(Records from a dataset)
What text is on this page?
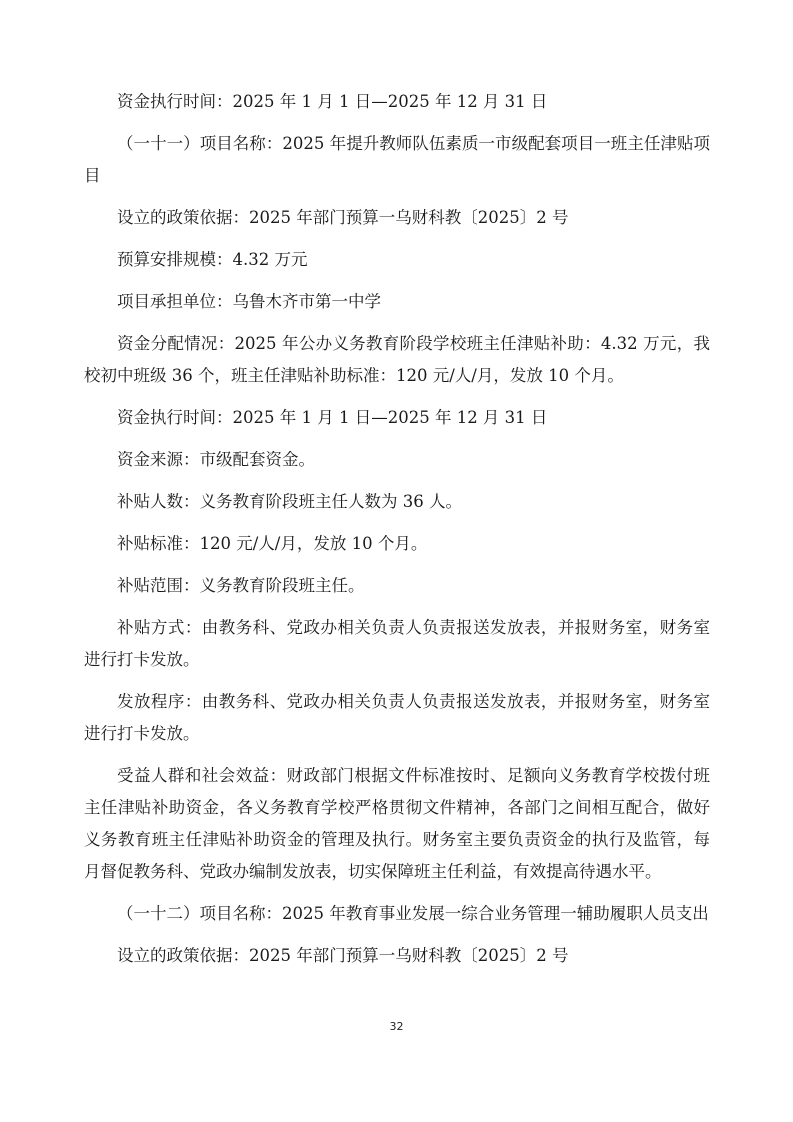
资金执行时间：2025 年 1 月 1 日—2025 年 12 月 31 日

（一十一）项目名称：2025 年提升教师队伍素质一市级配套项目一班主任津贴项目

设立的政策依据：2025 年部门预算一乌财科教〔2025〕2 号

预算安排规模：4.32 万元

项目承担单位：乌鲁木齐市第一中学

资金分配情况：2025 年公办义务教育阶段学校班主任津贴补助：4.32 万元，我校初中班级 36 个，班主任津贴补助标准：120 元/人/月，发放 10 个月。

资金执行时间：2025 年 1 月 1 日—2025 年 12 月 31 日

资金来源：市级配套资金。

补贴人数：义务教育阶段班主任人数为 36 人。

补贴标准：120 元/人/月，发放 10 个月。

补贴范围：义务教育阶段班主任。

补贴方式：由教务科、党政办相关负责人负责报送发放表，并报财务室，财务室进行打卡发放。

发放程序：由教务科、党政办相关负责人负责报送发放表，并报财务室，财务室进行打卡发放。

受益人群和社会效益：财政部门根据文件标准按时、足额向义务教育学校拨付班主任津贴补助资金，各义务教育学校严格贯彻文件精神，各部门之间相互配合，做好义务教育班主任津贴补助资金的管理及执行。财务室主要负责资金的执行及监管，每月督促教务科、党政办编制发放表，切实保障班主任利益，有效提高待遇水平。

（一十二）项目名称：2025 年教育事业发展一综合业务管理一辅助履职人员支出

设立的政策依据：2025 年部门预算一乌财科教〔2025〕2 号

32
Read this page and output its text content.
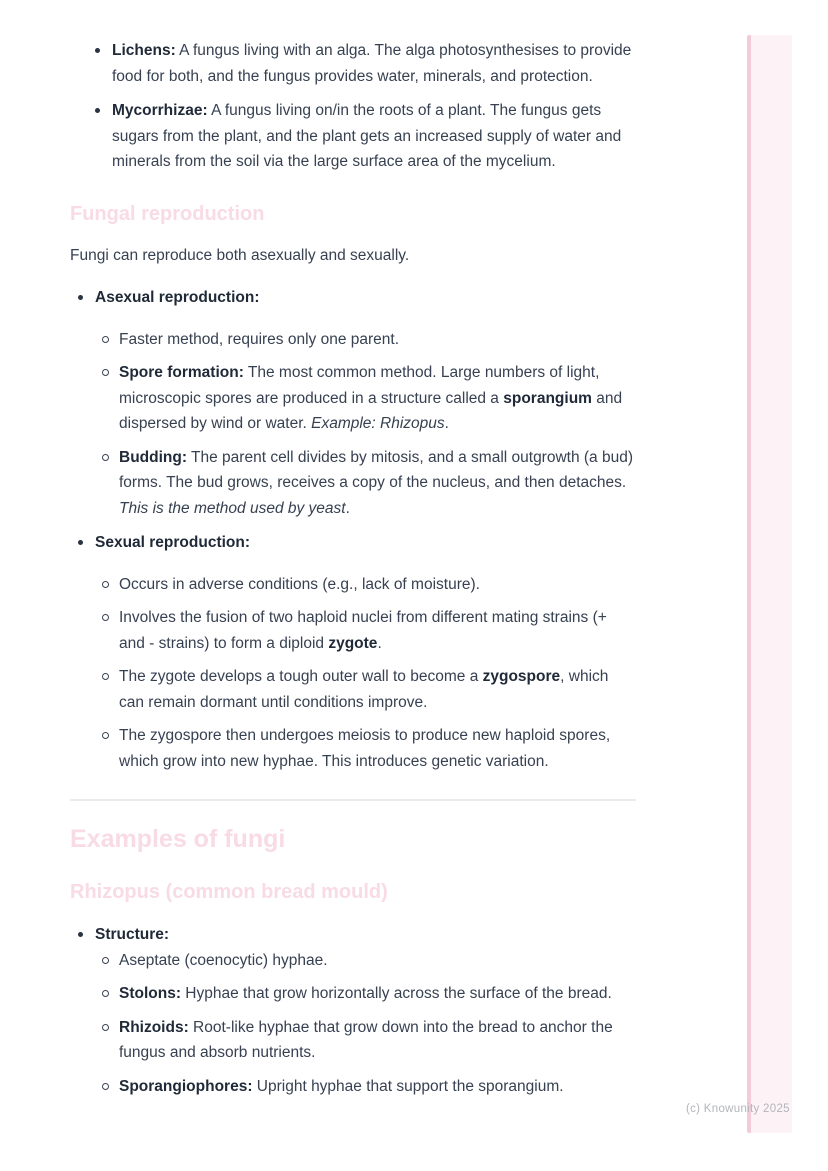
Lichens: A fungus living with an alga. The alga photosynthesises to provide food for both, and the fungus provides water, minerals, and protection.
Mycorrhizae: A fungus living on/in the roots of a plant. The fungus gets sugars from the plant, and the plant gets an increased supply of water and minerals from the soil via the large surface area of the mycelium.
Fungal reproduction

Fungi can reproduce both asexually and sexually.

Asexual reproduction:
Faster method, requires only one parent.
Spore formation: The most common method. Large numbers of light, microscopic spores are produced in a structure called a sporangium and dispersed by wind or water. Example: Rhizopus.
Budding: The parent cell divides by mitosis, and a small outgrowth (a bud) forms. The bud grows, receives a copy of the nucleus, and then detaches. This is the method used by yeast.
Sexual reproduction:
Occurs in adverse conditions (e.g., lack of moisture).
Involves the fusion of two haploid nuclei from different mating strains (+ and - strains) to form a diploid zygote.
The zygote develops a tough outer wall to become a zygospore, which can remain dormant until conditions improve.
The zygospore then undergoes meiosis to produce new haploid spores, which grow into new hyphae. This introduces genetic variation.
Examples of fungi
Rhizopus (common bread mould)
Structure:
Aseptate (coenocytic) hyphae.
Stolons: Hyphae that grow horizontally across the surface of the bread.
Rhizoids: Root-like hyphae that grow down into the bread to anchor the fungus and absorb nutrients.
Sporangiophores: Upright hyphae that support the sporangium.
(c) Knowunity 2025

■ Objective ■
Retype the data above exactly; pictures are not part of the copy.

■ Reply ■
What text is on this page?
资金执行时间：2025 年 1 月 1 日—2025 年 12 月 31 日

（一十一）项目名称：2025 年提升教师队伍素质一市级配套项目一班主任津贴项目

设立的政策依据：2025 年部门预算一乌财科教〔2025〕2 号

预算安排规模：4.32 万元

项目承担单位：乌鲁木齐市第一中学

资金分配情况：2025 年公办义务教育阶段学校班主任津贴补助：4.32 万元，我校初中班级 36 个，班主任津贴补助标准：120 元/人/月，发放 10 个月。

资金执行时间：2025 年 1 月 1 日—2025 年 12 月 31 日

资金来源：市级配套资金。

补贴人数：义务教育阶段班主任人数为 36 人。

补贴标准：120 元/人/月，发放 10 个月。

补贴范围：义务教育阶段班主任。

补贴方式：由教务科、党政办相关负责人负责报送发放表，并报财务室，财务室进行打卡发放。

发放程序：由教务科、党政办相关负责人负责报送发放表，并报财务室，财务室进行打卡发放。

受益人群和社会效益：财政部门根据文件标准按时、足额向义务教育学校拨付班主任津贴补助资金，各义务教育学校严格贯彻文件精神，各部门之间相互配合，做好义务教育班主任津贴补助资金的管理及执行。财务室主要负责资金的执行及监管，每月督促教务科、党政办编制发放表，切实保障班主任利益，有效提高待遇水平。

（一十二）项目名称：2025 年教育事业发展一综合业务管理一辅助履职人员支出

设立的政策依据：2025 年部门预算一乌财科教〔2025〕2 号

32
Read this page and output its text content.
Lichens: A fungus living with an alga. The alga photosynthesises to provide food for both, and the fungus provides water, minerals, and protection.
Mycorrhizae: A fungus living on/in the roots of a plant. The fungus gets sugars from the plant, and the plant gets an increased supply of water and minerals from the soil via the large surface area of the mycelium.
Fungal reproduction

Fungi can reproduce both asexually and sexually.

Asexual reproduction:
Faster method, requires only one parent.
Spore formation: The most common method. Large numbers of light, microscopic spores are produced in a structure called a sporangium and dispersed by wind or water. Example: Rhizopus.
Budding: The parent cell divides by mitosis, and a small outgrowth (a bud) forms. The bud grows, receives a copy of the nucleus, and then detaches. This is the method used by yeast.
Sexual reproduction:
Occurs in adverse conditions (e.g., lack of moisture).
Involves the fusion of two haploid nuclei from different mating strains (+ and - strains) to form a diploid zygote.
The zygote develops a tough outer wall to become a zygospore, which can remain dormant until conditions improve.
The zygospore then undergoes meiosis to produce new haploid spores, which grow into new hyphae. This introduces genetic variation.
Examples of fungi
Rhizopus (common bread mould)
Structure:
Aseptate (coenocytic) hyphae.
Stolons: Hyphae that grow horizontally across the surface of the bread.
Rhizoids: Root-like hyphae that grow down into the bread to anchor the fungus and absorb nutrients.
Sporangiophores: Upright hyphae that support the sporangium.
(c) Knowunity 2025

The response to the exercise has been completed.